### [What needs to be done]
Exactly repeat the full listing that follows.

Data excerpts:
● ● ● ●

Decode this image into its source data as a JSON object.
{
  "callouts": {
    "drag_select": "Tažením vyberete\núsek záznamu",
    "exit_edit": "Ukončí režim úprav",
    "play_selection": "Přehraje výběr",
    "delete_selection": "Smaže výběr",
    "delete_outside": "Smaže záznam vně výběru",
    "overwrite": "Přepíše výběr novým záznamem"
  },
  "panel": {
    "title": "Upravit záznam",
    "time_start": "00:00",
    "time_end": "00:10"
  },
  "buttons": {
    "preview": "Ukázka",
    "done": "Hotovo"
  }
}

● ● ● ●

### [Output for this exercise]
Decode this image into its source data as a JSON object.
{
  "callouts": {
    "drag_select": "Tažením vyberete\núsek záznamu",
    "exit_edit": "Ukončí režim úprav",
    "play_selection": "Přehraje výběr",
    "delete_selection": "Smaže výběr",
    "delete_outside": "Smaže záznam vně výběru",
    "overwrite": "Přepíše výběr novým záznamem"
  },
  "panel": {
    "title": "Upravit záznam",
    "time_start": "00:00",
    "time_end": "00:10"
  },
  "buttons": {
    "preview": "Ukázka",
    "done": "Hotovo"
  }
}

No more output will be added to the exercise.